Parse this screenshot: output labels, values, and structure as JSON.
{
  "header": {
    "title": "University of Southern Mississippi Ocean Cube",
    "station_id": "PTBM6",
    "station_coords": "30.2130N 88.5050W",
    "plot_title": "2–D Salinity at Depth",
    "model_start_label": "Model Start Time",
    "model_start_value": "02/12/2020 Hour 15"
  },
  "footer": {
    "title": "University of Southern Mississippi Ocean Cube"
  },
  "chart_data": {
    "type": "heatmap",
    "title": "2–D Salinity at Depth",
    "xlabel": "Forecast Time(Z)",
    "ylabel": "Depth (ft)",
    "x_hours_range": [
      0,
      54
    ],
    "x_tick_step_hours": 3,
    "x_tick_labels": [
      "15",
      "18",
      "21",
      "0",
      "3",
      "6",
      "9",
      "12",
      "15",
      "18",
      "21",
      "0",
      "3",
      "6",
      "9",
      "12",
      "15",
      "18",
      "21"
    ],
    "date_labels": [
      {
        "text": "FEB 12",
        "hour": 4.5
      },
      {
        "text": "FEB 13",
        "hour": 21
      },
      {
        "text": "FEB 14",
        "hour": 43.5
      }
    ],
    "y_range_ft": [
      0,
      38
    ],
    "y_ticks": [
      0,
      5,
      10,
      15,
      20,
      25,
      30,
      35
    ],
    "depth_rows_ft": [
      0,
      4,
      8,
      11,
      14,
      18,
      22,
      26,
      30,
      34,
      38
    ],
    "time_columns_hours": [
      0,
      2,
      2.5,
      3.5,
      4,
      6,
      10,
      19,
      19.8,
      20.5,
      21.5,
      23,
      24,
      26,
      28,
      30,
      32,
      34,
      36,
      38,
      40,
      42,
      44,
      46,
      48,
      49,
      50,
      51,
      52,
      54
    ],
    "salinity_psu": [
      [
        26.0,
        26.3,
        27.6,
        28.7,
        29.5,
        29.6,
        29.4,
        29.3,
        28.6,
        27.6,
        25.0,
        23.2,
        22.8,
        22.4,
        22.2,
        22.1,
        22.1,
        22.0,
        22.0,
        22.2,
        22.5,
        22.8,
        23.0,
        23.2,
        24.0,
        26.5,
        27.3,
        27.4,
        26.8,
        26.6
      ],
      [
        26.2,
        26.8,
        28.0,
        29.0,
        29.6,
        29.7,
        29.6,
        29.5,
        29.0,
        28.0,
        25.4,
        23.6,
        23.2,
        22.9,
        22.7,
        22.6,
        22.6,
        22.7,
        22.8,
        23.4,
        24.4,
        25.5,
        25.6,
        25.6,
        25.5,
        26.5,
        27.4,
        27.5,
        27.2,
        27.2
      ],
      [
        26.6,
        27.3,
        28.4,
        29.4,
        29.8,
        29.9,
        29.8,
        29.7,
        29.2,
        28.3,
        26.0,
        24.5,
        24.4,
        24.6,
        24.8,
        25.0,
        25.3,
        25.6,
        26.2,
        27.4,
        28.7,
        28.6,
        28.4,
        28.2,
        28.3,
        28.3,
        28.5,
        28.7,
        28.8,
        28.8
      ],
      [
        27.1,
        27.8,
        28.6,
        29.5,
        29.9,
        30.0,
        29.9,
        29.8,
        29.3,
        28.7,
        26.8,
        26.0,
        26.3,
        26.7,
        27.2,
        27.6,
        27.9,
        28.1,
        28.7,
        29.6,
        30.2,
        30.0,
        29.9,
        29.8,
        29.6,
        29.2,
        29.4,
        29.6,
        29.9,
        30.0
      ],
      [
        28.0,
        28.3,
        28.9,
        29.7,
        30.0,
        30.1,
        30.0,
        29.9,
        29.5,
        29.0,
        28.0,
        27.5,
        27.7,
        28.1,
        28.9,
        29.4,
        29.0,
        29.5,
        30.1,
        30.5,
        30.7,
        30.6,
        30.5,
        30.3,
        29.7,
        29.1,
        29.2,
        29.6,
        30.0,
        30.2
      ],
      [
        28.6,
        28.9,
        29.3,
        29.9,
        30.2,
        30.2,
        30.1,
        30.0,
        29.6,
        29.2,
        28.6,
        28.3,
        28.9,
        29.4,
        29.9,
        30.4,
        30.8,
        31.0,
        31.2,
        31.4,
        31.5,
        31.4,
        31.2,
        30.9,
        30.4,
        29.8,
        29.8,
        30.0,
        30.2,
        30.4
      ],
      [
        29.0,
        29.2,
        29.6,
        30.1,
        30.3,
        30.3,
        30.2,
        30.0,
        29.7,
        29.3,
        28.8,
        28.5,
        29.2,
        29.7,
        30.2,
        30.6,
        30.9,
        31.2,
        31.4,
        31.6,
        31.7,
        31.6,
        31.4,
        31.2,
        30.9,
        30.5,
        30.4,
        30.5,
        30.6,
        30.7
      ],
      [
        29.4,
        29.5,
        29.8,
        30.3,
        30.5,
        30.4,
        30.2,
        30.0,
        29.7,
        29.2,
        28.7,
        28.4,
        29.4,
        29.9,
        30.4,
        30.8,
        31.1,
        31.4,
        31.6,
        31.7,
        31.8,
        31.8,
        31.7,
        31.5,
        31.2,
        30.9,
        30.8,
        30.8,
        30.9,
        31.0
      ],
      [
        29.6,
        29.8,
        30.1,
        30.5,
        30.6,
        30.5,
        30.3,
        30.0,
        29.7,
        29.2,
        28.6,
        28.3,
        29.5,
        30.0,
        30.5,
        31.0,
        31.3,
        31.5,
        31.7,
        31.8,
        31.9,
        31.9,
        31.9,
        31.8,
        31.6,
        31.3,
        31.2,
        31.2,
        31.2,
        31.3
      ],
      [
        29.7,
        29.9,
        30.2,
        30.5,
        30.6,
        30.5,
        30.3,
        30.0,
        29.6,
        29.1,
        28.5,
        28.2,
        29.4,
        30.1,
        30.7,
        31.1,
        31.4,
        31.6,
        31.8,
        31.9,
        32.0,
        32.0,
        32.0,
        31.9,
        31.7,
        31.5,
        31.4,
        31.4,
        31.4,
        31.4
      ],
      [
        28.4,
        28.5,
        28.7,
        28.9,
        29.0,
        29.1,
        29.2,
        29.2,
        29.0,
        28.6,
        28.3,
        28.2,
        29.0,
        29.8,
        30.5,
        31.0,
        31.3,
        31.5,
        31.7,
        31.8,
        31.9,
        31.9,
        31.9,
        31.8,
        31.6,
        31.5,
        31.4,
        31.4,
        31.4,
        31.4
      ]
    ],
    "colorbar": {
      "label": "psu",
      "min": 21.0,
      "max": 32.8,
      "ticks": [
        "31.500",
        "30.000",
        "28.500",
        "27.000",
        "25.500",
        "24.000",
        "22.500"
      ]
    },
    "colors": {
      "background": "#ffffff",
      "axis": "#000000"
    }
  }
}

## Given problem
Check each line above for "Ocean" and return the ones that have it.

## Task output
    "title": "University of Southern Mississippi Ocean Cube",
    "title": "University of Southern Mississippi Ocean Cube"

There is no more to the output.